[Stored entries]
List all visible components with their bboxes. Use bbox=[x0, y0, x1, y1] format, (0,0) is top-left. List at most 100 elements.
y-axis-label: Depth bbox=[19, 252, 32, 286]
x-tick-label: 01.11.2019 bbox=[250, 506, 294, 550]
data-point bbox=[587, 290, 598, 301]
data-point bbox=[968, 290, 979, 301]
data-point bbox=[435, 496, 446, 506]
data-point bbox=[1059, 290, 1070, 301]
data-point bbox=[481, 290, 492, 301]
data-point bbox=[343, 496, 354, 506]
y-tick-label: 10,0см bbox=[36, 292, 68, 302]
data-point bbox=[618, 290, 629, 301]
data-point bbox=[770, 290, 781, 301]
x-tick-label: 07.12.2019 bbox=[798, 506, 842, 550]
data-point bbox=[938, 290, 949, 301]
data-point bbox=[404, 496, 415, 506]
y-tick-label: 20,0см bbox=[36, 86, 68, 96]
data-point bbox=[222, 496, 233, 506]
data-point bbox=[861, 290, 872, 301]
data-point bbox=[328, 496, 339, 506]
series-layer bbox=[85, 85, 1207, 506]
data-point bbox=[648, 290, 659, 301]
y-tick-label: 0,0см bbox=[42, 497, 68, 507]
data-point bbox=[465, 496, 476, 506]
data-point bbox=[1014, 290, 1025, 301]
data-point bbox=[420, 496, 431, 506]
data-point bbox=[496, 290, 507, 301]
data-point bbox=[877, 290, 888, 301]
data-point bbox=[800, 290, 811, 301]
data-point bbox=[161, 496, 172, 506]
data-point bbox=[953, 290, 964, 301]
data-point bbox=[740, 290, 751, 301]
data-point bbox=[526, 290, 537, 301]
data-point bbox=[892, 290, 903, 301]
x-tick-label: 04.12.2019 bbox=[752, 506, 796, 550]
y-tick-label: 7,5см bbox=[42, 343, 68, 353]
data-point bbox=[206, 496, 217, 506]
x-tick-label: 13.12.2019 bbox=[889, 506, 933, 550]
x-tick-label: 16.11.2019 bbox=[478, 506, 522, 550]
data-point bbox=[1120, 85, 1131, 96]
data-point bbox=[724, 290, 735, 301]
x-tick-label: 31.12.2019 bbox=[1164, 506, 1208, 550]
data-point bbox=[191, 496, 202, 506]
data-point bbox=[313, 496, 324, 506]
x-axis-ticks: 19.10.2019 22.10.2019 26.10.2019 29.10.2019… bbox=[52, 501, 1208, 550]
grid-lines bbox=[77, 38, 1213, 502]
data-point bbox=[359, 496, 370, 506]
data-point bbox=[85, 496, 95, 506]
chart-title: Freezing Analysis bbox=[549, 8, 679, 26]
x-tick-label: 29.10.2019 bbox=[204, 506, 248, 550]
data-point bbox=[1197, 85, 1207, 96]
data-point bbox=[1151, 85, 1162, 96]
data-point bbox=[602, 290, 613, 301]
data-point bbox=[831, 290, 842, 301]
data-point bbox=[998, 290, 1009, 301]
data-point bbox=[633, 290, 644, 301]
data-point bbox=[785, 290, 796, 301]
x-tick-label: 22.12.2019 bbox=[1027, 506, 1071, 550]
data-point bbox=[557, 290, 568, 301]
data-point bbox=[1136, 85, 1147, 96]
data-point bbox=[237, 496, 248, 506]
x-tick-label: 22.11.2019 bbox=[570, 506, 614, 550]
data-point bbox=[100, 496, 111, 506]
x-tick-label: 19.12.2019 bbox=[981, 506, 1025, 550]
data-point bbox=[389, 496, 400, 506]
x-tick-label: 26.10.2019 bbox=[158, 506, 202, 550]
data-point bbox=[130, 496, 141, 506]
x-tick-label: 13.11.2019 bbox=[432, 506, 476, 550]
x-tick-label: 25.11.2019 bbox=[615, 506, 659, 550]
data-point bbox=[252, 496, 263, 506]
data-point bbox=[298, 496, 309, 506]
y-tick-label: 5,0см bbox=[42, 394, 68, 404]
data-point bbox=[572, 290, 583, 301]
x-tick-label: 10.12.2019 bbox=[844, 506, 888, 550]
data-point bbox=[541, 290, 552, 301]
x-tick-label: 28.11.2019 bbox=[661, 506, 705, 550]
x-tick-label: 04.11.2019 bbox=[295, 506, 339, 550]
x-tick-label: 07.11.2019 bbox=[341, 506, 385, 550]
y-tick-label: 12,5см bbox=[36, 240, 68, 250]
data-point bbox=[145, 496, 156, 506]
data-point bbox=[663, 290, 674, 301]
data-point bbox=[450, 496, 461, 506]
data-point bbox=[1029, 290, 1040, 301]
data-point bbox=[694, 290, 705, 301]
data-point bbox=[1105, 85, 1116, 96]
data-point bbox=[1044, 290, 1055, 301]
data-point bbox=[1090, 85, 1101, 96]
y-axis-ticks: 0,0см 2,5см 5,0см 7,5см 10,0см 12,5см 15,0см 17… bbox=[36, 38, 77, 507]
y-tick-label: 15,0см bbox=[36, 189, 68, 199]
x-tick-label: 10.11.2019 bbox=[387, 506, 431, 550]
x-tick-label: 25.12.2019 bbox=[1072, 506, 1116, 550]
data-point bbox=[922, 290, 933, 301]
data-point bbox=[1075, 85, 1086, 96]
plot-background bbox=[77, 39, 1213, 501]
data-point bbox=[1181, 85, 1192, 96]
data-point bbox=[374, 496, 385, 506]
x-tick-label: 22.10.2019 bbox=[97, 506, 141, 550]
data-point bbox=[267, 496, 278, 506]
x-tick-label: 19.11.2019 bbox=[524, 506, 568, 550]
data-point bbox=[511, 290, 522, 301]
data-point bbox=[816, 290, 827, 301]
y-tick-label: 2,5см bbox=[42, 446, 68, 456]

### Task prompt
Could you turn every line of the listing above into a numbered list, leaving out any blank lines?

### The completed task
1. List all visible components with their bboxes. Use bbox=[x0, y0, x1, y1] format, (0,0) is top-left. List at most 100 elements.
2. y-axis-label: Depth bbox=[19, 252, 32, 286]
3. x-tick-label: 01.11.2019 bbox=[250, 506, 294, 550]
4. data-point bbox=[587, 290, 598, 301]
5. data-point bbox=[968, 290, 979, 301]
6. data-point bbox=[435, 496, 446, 506]
7. data-point bbox=[1059, 290, 1070, 301]
8. data-point bbox=[481, 290, 492, 301]
9. data-point bbox=[343, 496, 354, 506]
10. y-tick-label: 10,0см bbox=[36, 292, 68, 302]
11. data-point bbox=[618, 290, 629, 301]
12. data-point bbox=[770, 290, 781, 301]
13. x-tick-label: 07.12.2019 bbox=[798, 506, 842, 550]
14. data-point bbox=[938, 290, 949, 301]
15. data-point bbox=[404, 496, 415, 506]
16. y-tick-label: 20,0см bbox=[36, 86, 68, 96]
17. data-point bbox=[222, 496, 233, 506]
18. data-point bbox=[861, 290, 872, 301]
19. data-point bbox=[328, 496, 339, 506]
20. series-layer bbox=[85, 85, 1207, 506]
21. data-point bbox=[648, 290, 659, 301]
22. y-tick-label: 0,0см bbox=[42, 497, 68, 507]
23. data-point bbox=[465, 496, 476, 506]
24. data-point bbox=[1014, 290, 1025, 301]
25. data-point bbox=[420, 496, 431, 506]
26. data-point bbox=[496, 290, 507, 301]
27. data-point bbox=[877, 290, 888, 301]
28. data-point bbox=[800, 290, 811, 301]
29. data-point bbox=[161, 496, 172, 506]
30. data-point bbox=[953, 290, 964, 301]
31. data-point bbox=[740, 290, 751, 301]
32. data-point bbox=[526, 290, 537, 301]
33. data-point bbox=[892, 290, 903, 301]
34. x-tick-label: 04.12.2019 bbox=[752, 506, 796, 550]
35. y-tick-label: 7,5см bbox=[42, 343, 68, 353]
36. data-point bbox=[206, 496, 217, 506]
37. x-tick-label: 13.12.2019 bbox=[889, 506, 933, 550]
38. x-tick-label: 16.11.2019 bbox=[478, 506, 522, 550]
39. data-point bbox=[1120, 85, 1131, 96]
40. data-point bbox=[724, 290, 735, 301]
41. x-tick-label: 31.12.2019 bbox=[1164, 506, 1208, 550]
42. data-point bbox=[191, 496, 202, 506]
43. data-point bbox=[313, 496, 324, 506]
44. x-axis-ticks: 19.10.2019 22.10.2019 26.10.2019 29.10.2019… bbox=[52, 501, 1208, 550]
45. grid-lines bbox=[77, 38, 1213, 502]
46. data-point bbox=[359, 496, 370, 506]
47. data-point bbox=[85, 496, 95, 506]
48. chart-title: Freezing Analysis bbox=[549, 8, 679, 26]
49. x-tick-label: 29.10.2019 bbox=[204, 506, 248, 550]
50. data-point bbox=[1197, 85, 1207, 96]
51. data-point bbox=[1151, 85, 1162, 96]
52. data-point bbox=[602, 290, 613, 301]
53. data-point bbox=[831, 290, 842, 301]
54. data-point bbox=[998, 290, 1009, 301]
55. data-point bbox=[633, 290, 644, 301]
56. data-point bbox=[785, 290, 796, 301]
57. x-tick-label: 22.12.2019 bbox=[1027, 506, 1071, 550]
58. data-point bbox=[557, 290, 568, 301]
59. data-point bbox=[1136, 85, 1147, 96]
60. data-point bbox=[237, 496, 248, 506]
61. x-tick-label: 22.11.2019 bbox=[570, 506, 614, 550]
62. data-point bbox=[100, 496, 111, 506]
63. x-tick-label: 19.12.2019 bbox=[981, 506, 1025, 550]
64. data-point bbox=[389, 496, 400, 506]
65. x-tick-label: 26.10.2019 bbox=[158, 506, 202, 550]
66. data-point bbox=[130, 496, 141, 506]
67. x-tick-label: 13.11.2019 bbox=[432, 506, 476, 550]
68. x-tick-label: 25.11.2019 bbox=[615, 506, 659, 550]
69. data-point bbox=[252, 496, 263, 506]
70. data-point bbox=[298, 496, 309, 506]
71. y-tick-label: 5,0см bbox=[42, 394, 68, 404]
72. data-point bbox=[572, 290, 583, 301]
73. x-tick-label: 10.12.2019 bbox=[844, 506, 888, 550]
74. data-point bbox=[541, 290, 552, 301]
75. x-tick-label: 28.11.2019 bbox=[661, 506, 705, 550]
76. x-tick-label: 04.11.2019 bbox=[295, 506, 339, 550]
77. x-tick-label: 07.11.2019 bbox=[341, 506, 385, 550]
78. y-tick-label: 12,5см bbox=[36, 240, 68, 250]
79. data-point bbox=[145, 496, 156, 506]
80. data-point bbox=[663, 290, 674, 301]
81. data-point bbox=[450, 496, 461, 506]
82. data-point bbox=[1029, 290, 1040, 301]
83. data-point bbox=[694, 290, 705, 301]
84. data-point bbox=[1105, 85, 1116, 96]
85. data-point bbox=[1044, 290, 1055, 301]
86. data-point bbox=[1090, 85, 1101, 96]
87. y-axis-ticks: 0,0см 2,5см 5,0см 7,5см 10,0см 12,5см 15,0см 17… bbox=[36, 38, 77, 507]
88. y-tick-label: 15,0см bbox=[36, 189, 68, 199]
89. x-tick-label: 10.11.2019 bbox=[387, 506, 431, 550]
90. x-tick-label: 25.12.2019 bbox=[1072, 506, 1116, 550]
91. data-point bbox=[922, 290, 933, 301]
92. data-point bbox=[1075, 85, 1086, 96]
93. plot-background bbox=[77, 39, 1213, 501]
94. data-point bbox=[1181, 85, 1192, 96]
95. data-point bbox=[374, 496, 385, 506]
96. x-tick-label: 22.10.2019 bbox=[97, 506, 141, 550]
97. data-point bbox=[267, 496, 278, 506]
98. x-tick-label: 19.11.2019 bbox=[524, 506, 568, 550]
99. data-point bbox=[511, 290, 522, 301]
100. data-point bbox=[816, 290, 827, 301]
101. y-tick-label: 2,5см bbox=[42, 446, 68, 456]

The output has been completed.